PROBLEM DESCRIPTION: Pull every line of the entries that has the word "exclude".
-- Start SUPPLIED DATA --
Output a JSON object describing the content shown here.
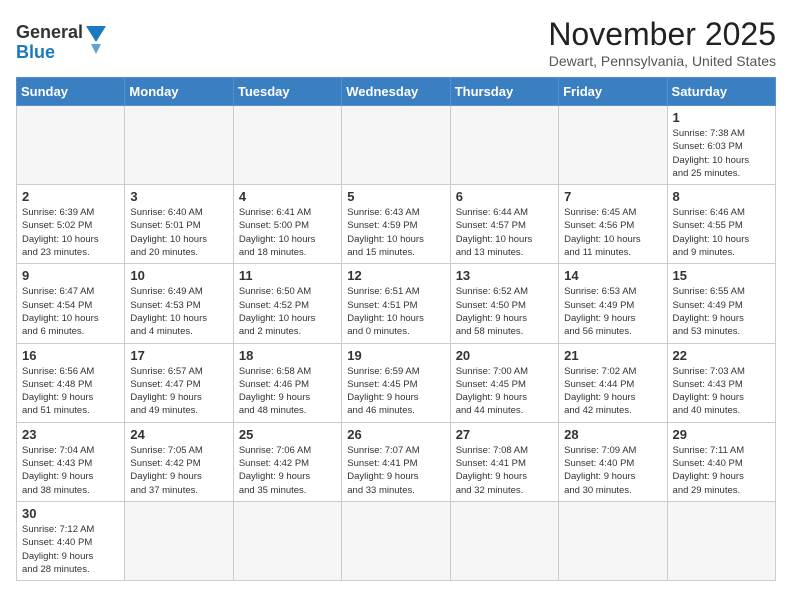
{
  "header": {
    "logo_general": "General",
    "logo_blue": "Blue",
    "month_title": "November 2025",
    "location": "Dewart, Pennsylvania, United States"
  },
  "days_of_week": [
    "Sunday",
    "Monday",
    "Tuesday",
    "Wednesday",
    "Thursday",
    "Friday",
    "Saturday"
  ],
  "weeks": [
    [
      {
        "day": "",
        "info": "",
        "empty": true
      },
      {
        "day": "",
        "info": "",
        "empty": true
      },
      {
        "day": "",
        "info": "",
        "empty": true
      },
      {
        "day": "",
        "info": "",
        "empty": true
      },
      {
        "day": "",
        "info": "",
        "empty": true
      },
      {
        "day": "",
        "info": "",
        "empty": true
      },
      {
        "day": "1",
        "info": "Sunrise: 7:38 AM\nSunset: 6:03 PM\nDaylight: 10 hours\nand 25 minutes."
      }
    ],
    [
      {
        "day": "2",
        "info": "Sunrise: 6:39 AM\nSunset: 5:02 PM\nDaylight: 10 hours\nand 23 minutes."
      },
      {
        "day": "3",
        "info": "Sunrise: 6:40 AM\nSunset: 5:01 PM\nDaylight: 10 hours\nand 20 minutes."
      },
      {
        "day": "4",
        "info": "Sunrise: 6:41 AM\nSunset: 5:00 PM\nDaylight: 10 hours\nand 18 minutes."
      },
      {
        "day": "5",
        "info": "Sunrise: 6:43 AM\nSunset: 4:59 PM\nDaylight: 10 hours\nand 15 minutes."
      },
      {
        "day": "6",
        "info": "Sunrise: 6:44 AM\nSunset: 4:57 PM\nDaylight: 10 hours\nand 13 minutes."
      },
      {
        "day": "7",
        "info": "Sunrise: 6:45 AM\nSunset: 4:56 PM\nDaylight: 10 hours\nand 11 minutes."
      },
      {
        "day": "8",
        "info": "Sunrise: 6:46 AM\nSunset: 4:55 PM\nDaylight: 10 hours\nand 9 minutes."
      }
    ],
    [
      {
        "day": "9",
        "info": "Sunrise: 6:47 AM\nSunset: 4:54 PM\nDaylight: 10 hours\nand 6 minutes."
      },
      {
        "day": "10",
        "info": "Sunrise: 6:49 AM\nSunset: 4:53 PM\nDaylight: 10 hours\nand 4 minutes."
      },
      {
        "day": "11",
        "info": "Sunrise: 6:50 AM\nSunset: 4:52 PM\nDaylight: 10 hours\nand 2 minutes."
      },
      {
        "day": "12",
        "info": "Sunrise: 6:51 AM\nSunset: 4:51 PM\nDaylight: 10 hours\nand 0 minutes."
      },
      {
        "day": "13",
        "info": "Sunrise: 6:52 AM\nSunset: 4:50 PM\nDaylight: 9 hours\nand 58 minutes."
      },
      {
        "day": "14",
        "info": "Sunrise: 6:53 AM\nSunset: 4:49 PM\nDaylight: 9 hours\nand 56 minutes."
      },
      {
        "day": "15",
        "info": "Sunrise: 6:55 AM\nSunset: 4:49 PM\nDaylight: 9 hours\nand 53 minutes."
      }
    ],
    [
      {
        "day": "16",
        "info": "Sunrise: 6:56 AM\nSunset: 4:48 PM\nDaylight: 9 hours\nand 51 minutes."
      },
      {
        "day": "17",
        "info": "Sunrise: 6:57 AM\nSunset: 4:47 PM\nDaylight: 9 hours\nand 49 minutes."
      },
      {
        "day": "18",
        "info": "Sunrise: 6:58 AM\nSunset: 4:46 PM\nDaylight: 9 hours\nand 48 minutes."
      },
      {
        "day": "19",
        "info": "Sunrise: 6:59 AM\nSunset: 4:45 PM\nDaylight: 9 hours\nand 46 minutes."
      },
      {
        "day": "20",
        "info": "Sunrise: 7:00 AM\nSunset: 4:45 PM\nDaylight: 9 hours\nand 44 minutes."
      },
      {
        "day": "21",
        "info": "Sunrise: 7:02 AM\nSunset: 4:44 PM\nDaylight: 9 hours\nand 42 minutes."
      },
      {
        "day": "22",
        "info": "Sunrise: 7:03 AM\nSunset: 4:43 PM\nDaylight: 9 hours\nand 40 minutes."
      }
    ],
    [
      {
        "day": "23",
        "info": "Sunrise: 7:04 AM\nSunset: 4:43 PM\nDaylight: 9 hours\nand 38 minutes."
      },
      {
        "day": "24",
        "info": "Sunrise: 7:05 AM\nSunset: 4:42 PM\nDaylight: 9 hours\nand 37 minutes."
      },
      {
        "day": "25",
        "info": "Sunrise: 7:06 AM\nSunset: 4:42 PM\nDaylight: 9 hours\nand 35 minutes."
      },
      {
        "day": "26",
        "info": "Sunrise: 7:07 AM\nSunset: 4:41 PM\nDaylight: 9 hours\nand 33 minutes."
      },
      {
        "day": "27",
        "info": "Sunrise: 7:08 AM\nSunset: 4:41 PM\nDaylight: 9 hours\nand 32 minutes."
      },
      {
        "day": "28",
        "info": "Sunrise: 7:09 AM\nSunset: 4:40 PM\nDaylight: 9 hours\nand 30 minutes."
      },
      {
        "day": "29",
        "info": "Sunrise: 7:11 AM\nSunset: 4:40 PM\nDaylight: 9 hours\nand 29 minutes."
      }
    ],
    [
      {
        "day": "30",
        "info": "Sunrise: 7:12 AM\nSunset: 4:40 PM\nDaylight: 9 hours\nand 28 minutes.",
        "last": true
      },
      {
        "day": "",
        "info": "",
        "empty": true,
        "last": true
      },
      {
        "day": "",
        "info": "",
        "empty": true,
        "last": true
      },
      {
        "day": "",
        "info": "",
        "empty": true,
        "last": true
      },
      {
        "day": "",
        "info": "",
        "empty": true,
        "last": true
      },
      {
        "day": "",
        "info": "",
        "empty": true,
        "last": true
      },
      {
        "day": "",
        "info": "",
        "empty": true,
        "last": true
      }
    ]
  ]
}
-- End SUPPLIED DATA --
-- Start SUPPLIED DATA --
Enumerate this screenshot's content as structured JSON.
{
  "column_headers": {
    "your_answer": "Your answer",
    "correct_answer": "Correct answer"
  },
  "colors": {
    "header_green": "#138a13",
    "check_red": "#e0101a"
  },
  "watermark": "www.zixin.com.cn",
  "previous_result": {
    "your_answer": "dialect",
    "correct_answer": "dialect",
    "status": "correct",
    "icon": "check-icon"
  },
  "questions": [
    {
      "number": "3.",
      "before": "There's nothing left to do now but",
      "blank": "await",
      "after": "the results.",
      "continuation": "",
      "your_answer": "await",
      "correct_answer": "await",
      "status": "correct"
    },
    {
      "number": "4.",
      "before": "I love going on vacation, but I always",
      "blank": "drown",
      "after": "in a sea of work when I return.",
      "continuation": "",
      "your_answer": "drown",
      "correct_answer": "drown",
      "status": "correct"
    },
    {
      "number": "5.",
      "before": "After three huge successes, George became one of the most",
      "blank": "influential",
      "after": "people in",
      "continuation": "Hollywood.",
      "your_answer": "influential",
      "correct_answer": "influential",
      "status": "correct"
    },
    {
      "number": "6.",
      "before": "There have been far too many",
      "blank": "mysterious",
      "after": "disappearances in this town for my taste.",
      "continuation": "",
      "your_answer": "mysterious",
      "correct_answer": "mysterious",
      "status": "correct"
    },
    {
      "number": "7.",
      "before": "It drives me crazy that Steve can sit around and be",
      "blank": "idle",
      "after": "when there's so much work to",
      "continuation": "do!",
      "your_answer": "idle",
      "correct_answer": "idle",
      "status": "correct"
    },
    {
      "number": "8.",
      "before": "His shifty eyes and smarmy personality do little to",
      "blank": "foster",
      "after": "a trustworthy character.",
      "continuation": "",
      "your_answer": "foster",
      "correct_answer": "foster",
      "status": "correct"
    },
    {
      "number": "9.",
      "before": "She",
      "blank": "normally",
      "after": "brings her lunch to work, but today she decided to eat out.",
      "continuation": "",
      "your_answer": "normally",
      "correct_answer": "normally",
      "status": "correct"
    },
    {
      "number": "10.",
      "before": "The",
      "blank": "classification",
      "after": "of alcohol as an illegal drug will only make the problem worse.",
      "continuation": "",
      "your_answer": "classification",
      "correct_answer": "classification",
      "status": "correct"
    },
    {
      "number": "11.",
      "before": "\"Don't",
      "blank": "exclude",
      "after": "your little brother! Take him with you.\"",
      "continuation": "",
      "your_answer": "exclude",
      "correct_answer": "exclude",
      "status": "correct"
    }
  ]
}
-- End SUPPLIED DATA --
FULL ANSWER:
      "blank": "exclude",
      "your_answer": "exclude",
      "correct_answer": "exclude",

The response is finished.